_Requirements_: Every line that contains the word "this" should be copied.

Structured figure records
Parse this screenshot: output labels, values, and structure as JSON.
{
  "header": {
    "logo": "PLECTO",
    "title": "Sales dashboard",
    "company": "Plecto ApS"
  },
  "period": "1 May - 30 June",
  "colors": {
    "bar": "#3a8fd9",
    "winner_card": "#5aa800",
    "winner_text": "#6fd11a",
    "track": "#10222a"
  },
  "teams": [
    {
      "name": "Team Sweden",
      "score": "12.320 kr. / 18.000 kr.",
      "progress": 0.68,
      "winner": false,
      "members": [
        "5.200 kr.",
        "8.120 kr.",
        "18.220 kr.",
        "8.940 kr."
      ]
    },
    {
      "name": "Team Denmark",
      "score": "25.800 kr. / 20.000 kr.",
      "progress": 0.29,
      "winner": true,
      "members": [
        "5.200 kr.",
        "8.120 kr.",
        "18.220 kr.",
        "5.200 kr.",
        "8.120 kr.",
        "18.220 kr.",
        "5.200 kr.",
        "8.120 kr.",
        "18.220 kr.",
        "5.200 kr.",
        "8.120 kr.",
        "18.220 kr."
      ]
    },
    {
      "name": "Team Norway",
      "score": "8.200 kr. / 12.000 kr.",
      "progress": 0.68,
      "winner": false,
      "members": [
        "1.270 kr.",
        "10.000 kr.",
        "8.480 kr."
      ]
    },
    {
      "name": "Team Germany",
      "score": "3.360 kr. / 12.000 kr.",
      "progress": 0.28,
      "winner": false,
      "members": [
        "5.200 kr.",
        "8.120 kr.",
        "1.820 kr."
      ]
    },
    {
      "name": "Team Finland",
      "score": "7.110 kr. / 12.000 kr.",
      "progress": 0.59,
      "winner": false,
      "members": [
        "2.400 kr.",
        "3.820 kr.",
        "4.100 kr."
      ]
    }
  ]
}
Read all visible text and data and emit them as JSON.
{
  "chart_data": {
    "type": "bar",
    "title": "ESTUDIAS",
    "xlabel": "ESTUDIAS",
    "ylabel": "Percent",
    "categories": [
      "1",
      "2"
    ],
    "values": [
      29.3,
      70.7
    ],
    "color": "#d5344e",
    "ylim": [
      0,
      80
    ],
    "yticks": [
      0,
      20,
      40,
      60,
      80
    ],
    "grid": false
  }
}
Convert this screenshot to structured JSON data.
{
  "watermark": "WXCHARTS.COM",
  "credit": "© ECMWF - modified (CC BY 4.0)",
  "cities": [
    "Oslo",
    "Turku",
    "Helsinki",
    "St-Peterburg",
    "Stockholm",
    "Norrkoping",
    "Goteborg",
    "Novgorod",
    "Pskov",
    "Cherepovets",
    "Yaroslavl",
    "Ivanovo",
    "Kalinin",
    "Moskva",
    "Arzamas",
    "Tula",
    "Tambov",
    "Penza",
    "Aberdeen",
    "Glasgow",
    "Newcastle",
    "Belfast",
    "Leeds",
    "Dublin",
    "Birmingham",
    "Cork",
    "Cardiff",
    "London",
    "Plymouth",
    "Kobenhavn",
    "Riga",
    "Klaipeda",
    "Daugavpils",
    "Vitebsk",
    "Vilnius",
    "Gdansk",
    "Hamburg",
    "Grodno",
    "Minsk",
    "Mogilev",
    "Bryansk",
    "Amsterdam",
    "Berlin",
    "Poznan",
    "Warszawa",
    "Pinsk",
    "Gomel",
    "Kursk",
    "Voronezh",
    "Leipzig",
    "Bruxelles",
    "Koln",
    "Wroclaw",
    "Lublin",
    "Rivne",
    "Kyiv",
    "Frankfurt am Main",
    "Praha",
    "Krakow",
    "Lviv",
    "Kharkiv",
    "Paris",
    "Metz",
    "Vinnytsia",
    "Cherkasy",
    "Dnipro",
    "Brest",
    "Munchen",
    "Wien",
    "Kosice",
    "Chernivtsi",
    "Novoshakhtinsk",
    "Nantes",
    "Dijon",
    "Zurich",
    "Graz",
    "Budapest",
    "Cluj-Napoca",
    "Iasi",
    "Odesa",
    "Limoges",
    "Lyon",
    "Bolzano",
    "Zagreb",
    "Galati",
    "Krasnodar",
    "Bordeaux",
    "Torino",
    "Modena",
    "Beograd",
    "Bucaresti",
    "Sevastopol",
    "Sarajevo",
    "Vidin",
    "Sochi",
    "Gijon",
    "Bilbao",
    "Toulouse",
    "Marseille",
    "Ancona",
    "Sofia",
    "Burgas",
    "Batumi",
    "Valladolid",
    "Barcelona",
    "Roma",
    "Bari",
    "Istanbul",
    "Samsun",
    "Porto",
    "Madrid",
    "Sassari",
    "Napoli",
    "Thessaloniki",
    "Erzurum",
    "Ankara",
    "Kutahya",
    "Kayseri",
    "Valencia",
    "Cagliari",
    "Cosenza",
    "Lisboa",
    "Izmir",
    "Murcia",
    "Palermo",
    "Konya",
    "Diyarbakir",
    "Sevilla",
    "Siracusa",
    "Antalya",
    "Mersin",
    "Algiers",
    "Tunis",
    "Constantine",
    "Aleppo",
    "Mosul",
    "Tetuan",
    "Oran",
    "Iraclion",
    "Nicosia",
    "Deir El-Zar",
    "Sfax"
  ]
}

_Task solution_:
Parse this screenshot: output labels, values, and structure as JSON.
Convert this screenshot to structured JSON data.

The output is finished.